◆ How to complete this task: In the lines below, find the one that contains "What text is on this page?" and write it out exactly, along with every line that follows it.

[Opening Material for the task section]

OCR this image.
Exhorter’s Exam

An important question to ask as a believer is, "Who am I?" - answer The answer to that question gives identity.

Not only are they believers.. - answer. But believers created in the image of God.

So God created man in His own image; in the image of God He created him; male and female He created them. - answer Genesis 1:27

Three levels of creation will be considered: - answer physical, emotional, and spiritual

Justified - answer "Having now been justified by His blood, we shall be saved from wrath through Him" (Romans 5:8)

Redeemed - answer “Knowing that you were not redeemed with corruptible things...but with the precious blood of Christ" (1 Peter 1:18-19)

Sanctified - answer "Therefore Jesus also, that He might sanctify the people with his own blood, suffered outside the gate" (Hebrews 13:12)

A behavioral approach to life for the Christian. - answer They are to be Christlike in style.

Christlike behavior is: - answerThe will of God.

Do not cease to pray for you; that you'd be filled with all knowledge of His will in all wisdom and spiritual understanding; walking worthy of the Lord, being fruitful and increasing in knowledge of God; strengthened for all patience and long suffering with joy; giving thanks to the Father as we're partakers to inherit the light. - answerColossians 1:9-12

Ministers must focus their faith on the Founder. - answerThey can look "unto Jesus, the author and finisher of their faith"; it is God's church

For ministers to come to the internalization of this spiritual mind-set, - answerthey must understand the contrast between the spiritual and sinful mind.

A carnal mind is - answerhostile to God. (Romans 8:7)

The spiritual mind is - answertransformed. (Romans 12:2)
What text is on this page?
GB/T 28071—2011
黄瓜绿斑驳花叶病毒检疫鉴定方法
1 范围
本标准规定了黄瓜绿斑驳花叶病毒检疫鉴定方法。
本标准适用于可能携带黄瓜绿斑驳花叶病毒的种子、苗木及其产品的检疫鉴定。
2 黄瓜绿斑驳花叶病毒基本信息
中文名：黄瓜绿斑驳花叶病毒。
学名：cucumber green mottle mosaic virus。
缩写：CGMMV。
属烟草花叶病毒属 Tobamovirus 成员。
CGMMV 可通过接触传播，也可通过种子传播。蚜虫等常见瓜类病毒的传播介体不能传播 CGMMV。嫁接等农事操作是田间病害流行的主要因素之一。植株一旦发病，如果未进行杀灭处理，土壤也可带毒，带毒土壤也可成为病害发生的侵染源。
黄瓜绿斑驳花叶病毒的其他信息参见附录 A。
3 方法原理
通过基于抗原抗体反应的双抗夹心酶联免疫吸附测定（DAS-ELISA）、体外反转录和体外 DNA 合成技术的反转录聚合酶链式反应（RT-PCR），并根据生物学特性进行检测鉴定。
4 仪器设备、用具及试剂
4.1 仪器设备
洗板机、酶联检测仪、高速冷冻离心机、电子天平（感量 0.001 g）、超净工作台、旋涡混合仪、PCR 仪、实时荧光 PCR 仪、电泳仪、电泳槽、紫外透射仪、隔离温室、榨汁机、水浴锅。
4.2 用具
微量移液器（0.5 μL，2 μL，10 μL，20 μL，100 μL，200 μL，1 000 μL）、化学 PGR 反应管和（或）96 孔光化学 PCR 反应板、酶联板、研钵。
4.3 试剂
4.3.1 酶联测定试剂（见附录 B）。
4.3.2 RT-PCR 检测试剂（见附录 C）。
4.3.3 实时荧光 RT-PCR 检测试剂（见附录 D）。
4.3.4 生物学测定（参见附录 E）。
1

[Closing Material for the task section]

◆ Result for this exercise:
What text is on this page?
GB/T 28071—2011
黄瓜绿斑驳花叶病毒检疫鉴定方法
1 范围
本标准规定了黄瓜绿斑驳花叶病毒检疫鉴定方法。
本标准适用于可能携带黄瓜绿斑驳花叶病毒的种子、苗木及其产品的检疫鉴定。
2 黄瓜绿斑驳花叶病毒基本信息
中文名：黄瓜绿斑驳花叶病毒。
学名：cucumber green mottle mosaic virus。
缩写：CGMMV。
属烟草花叶病毒属 Tobamovirus 成员。
CGMMV 可通过接触传播，也可通过种子传播。蚜虫等常见瓜类病毒的传播介体不能传播 CGMMV。嫁接等农事操作是田间病害流行的主要因素之一。植株一旦发病，如果未进行杀灭处理，土壤也可带毒，带毒土壤也可成为病害发生的侵染源。
黄瓜绿斑驳花叶病毒的其他信息参见附录 A。
3 方法原理
通过基于抗原抗体反应的双抗夹心酶联免疫吸附测定（DAS-ELISA）、体外反转录和体外 DNA 合成技术的反转录聚合酶链式反应（RT-PCR），并根据生物学特性进行检测鉴定。
4 仪器设备、用具及试剂
4.1 仪器设备
洗板机、酶联检测仪、高速冷冻离心机、电子天平（感量 0.001 g）、超净工作台、旋涡混合仪、PCR 仪、实时荧光 PCR 仪、电泳仪、电泳槽、紫外透射仪、隔离温室、榨汁机、水浴锅。
4.2 用具
微量移液器（0.5 μL，2 μL，10 μL，20 μL，100 μL，200 μL，1 000 μL）、化学 PGR 反应管和（或）96 孔光化学 PCR 反应板、酶联板、研钵。
4.3 试剂
4.3.1 酶联测定试剂（见附录 B）。
4.3.2 RT-PCR 检测试剂（见附录 C）。
4.3.3 实时荧光 RT-PCR 检测试剂（见附录 D）。
4.3.4 生物学测定（参见附录 E）。
1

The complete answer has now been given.